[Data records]
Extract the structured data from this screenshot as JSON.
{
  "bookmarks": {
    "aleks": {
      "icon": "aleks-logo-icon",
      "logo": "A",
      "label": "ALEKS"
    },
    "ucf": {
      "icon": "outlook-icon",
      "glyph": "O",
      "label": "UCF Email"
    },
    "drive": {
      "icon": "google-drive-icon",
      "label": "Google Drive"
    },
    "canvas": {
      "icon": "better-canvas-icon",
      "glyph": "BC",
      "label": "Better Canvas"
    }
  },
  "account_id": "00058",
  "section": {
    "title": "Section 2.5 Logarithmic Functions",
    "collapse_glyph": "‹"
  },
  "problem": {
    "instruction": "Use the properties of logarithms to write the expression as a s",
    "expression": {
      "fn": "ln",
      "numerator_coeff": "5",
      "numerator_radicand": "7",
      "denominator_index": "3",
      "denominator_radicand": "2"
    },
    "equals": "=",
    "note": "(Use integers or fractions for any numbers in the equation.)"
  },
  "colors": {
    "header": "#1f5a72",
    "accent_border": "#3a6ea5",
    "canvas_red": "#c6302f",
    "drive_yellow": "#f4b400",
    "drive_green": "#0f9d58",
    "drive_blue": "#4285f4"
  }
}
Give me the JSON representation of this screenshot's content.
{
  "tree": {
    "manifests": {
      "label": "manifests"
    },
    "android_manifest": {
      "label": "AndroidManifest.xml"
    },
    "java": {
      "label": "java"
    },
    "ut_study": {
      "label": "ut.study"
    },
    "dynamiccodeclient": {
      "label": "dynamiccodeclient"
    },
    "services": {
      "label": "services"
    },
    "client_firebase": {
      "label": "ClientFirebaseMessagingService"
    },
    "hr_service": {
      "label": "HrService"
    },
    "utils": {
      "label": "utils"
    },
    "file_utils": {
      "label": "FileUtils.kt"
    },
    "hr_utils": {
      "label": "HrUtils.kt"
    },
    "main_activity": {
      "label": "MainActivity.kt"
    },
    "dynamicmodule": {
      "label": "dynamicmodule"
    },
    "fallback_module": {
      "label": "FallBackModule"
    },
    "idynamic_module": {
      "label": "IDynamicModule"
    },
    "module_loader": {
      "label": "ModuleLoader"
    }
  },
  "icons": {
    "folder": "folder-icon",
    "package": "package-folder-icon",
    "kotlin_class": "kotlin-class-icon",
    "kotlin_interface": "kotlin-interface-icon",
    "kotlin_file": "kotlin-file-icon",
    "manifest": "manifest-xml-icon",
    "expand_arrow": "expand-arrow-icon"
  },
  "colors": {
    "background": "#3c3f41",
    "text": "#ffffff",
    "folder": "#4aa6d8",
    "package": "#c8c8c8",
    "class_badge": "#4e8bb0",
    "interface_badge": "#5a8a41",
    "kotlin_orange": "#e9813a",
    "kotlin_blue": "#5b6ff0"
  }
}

- **PROMPT**
Repeat the material in full, exactly as it stands.

- **PROBLEM SOLUTION**
Extract the structured data from this screenshot as JSON.
{
  "bookmarks": {
    "aleks": {
      "icon": "aleks-logo-icon",
      "logo": "A",
      "label": "ALEKS"
    },
    "ucf": {
      "icon": "outlook-icon",
      "glyph": "O",
      "label": "UCF Email"
    },
    "drive": {
      "icon": "google-drive-icon",
      "label": "Google Drive"
    },
    "canvas": {
      "icon": "better-canvas-icon",
      "glyph": "BC",
      "label": "Better Canvas"
    }
  },
  "account_id": "00058",
  "section": {
    "title": "Section 2.5 Logarithmic Functions",
    "collapse_glyph": "‹"
  },
  "problem": {
    "instruction": "Use the properties of logarithms to write the expression as a s",
    "expression": {
      "fn": "ln",
      "numerator_coeff": "5",
      "numerator_radicand": "7",
      "denominator_index": "3",
      "denominator_radicand": "2"
    },
    "equals": "=",
    "note": "(Use integers or fractions for any numbers in the equation.)"
  },
  "colors": {
    "header": "#1f5a72",
    "accent_border": "#3a6ea5",
    "canvas_red": "#c6302f",
    "drive_yellow": "#f4b400",
    "drive_green": "#0f9d58",
    "drive_blue": "#4285f4"
  }
}
Give me the JSON representation of this screenshot's content.
{
  "tree": {
    "manifests": {
      "label": "manifests"
    },
    "android_manifest": {
      "label": "AndroidManifest.xml"
    },
    "java": {
      "label": "java"
    },
    "ut_study": {
      "label": "ut.study"
    },
    "dynamiccodeclient": {
      "label": "dynamiccodeclient"
    },
    "services": {
      "label": "services"
    },
    "client_firebase": {
      "label": "ClientFirebaseMessagingService"
    },
    "hr_service": {
      "label": "HrService"
    },
    "utils": {
      "label": "utils"
    },
    "file_utils": {
      "label": "FileUtils.kt"
    },
    "hr_utils": {
      "label": "HrUtils.kt"
    },
    "main_activity": {
      "label": "MainActivity.kt"
    },
    "dynamicmodule": {
      "label": "dynamicmodule"
    },
    "fallback_module": {
      "label": "FallBackModule"
    },
    "idynamic_module": {
      "label": "IDynamicModule"
    },
    "module_loader": {
      "label": "ModuleLoader"
    }
  },
  "icons": {
    "folder": "folder-icon",
    "package": "package-folder-icon",
    "kotlin_class": "kotlin-class-icon",
    "kotlin_interface": "kotlin-interface-icon",
    "kotlin_file": "kotlin-file-icon",
    "manifest": "manifest-xml-icon",
    "expand_arrow": "expand-arrow-icon"
  },
  "colors": {
    "background": "#3c3f41",
    "text": "#ffffff",
    "folder": "#4aa6d8",
    "package": "#c8c8c8",
    "class_badge": "#4e8bb0",
    "interface_badge": "#5a8a41",
    "kotlin_orange": "#e9813a",
    "kotlin_blue": "#5b6ff0"
  }
}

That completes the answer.